*Exercise goal*
Copy all the entries below exactly, but not the pictures.

*Dataset entries*
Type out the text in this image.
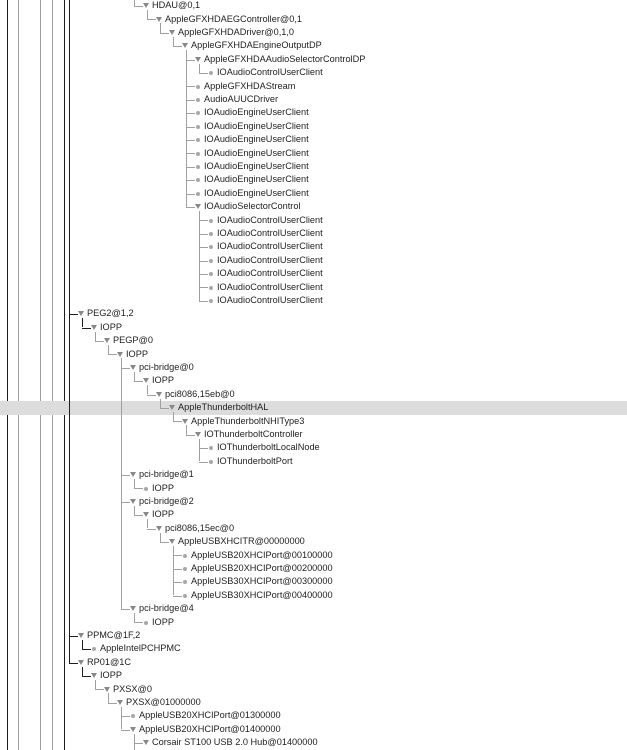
HDAU@0,1
AppleGFXHDAEGController@0,1
AppleGFXHDADriver@0,1,0
AppleGFXHDAEngineOutputDP
AppleGFXHDAAudioSelectorControlDP
IOAudioControlUserClient
AppleGFXHDAStream
AudioAUUCDriver
IOAudioEngineUserClient
IOAudioEngineUserClient
IOAudioEngineUserClient
IOAudioEngineUserClient
IOAudioEngineUserClient
IOAudioEngineUserClient
IOAudioEngineUserClient
IOAudioSelectorControl
IOAudioControlUserClient
IOAudioControlUserClient
IOAudioControlUserClient
IOAudioControlUserClient
IOAudioControlUserClient
IOAudioControlUserClient
IOAudioControlUserClient
PEG2@1,2
IOPP
PEGP@0
IOPP
pci-bridge@0
IOPP
pci8086,15eb@0
AppleThunderboltHAL
AppleThunderboltNHIType3
IOThunderboltController
IOThunderboltLocalNode
IOThunderboltPort
pci-bridge@1
IOPP
pci-bridge@2
IOPP
pci8086,15ec@0
AppleUSBXHCITR@00000000
AppleUSB20XHCIPort@00100000
AppleUSB20XHCIPort@00200000
AppleUSB30XHCIPort@00300000
AppleUSB30XHCIPort@00400000
pci-bridge@4
IOPP
PPMC@1F,2
AppleIntelPCHPMC
RP01@1C
IOPP
PXSX@0
PXSX@01000000
AppleUSB20XHCIPort@01300000
AppleUSB20XHCIPort@01400000
Corsair ST100 USB 2.0 Hub@01400000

*Correct result*
Type out the text in this image.
HDAU@0,1
AppleGFXHDAEGController@0,1
AppleGFXHDADriver@0,1,0
AppleGFXHDAEngineOutputDP
AppleGFXHDAAudioSelectorControlDP
IOAudioControlUserClient
AppleGFXHDAStream
AudioAUUCDriver
IOAudioEngineUserClient
IOAudioEngineUserClient
IOAudioEngineUserClient
IOAudioEngineUserClient
IOAudioEngineUserClient
IOAudioEngineUserClient
IOAudioEngineUserClient
IOAudioSelectorControl
IOAudioControlUserClient
IOAudioControlUserClient
IOAudioControlUserClient
IOAudioControlUserClient
IOAudioControlUserClient
IOAudioControlUserClient
IOAudioControlUserClient
PEG2@1,2
IOPP
PEGP@0
IOPP
pci-bridge@0
IOPP
pci8086,15eb@0
AppleThunderboltHAL
AppleThunderboltNHIType3
IOThunderboltController
IOThunderboltLocalNode
IOThunderboltPort
pci-bridge@1
IOPP
pci-bridge@2
IOPP
pci8086,15ec@0
AppleUSBXHCITR@00000000
AppleUSB20XHCIPort@00100000
AppleUSB20XHCIPort@00200000
AppleUSB30XHCIPort@00300000
AppleUSB30XHCIPort@00400000
pci-bridge@4
IOPP
PPMC@1F,2
AppleIntelPCHPMC
RP01@1C
IOPP
PXSX@0
PXSX@01000000
AppleUSB20XHCIPort@01300000
AppleUSB20XHCIPort@01400000
Corsair ST100 USB 2.0 Hub@01400000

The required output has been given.